Collection entries:
<<<<

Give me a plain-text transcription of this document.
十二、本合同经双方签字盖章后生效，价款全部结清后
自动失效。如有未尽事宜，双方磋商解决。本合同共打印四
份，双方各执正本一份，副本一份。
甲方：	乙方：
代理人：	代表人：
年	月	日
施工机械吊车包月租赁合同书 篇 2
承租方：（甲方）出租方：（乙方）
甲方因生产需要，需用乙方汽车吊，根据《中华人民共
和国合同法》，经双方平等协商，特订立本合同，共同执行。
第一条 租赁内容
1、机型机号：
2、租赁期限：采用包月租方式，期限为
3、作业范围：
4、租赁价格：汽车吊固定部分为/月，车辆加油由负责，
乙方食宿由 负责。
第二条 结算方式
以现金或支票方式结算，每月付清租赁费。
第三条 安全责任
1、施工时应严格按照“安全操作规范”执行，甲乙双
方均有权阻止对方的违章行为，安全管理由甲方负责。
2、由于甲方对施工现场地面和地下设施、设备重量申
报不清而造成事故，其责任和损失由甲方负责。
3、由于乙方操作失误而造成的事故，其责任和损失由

>>>>

Your task is to retype all of the records exactly.

Solution for this exercise>
Give me a plain-text transcription of this document.
十二、本合同经双方签字盖章后生效，价款全部结清后
自动失效。如有未尽事宜，双方磋商解决。本合同共打印四
份，双方各执正本一份，副本一份。
甲方：	乙方：
代理人：	代表人：
年	月	日
施工机械吊车包月租赁合同书 篇 2
承租方：（甲方）出租方：（乙方）
甲方因生产需要，需用乙方汽车吊，根据《中华人民共
和国合同法》，经双方平等协商，特订立本合同，共同执行。
第一条 租赁内容
1、机型机号：
2、租赁期限：采用包月租方式，期限为
3、作业范围：
4、租赁价格：汽车吊固定部分为/月，车辆加油由负责，
乙方食宿由 负责。
第二条 结算方式
以现金或支票方式结算，每月付清租赁费。
第三条 安全责任
1、施工时应严格按照“安全操作规范”执行，甲乙双
方均有权阻止对方的违章行为，安全管理由甲方负责。
2、由于甲方对施工现场地面和地下设施、设备重量申
报不清而造成事故，其责任和损失由甲方负责。
3、由于乙方操作失误而造成的事故，其责任和损失由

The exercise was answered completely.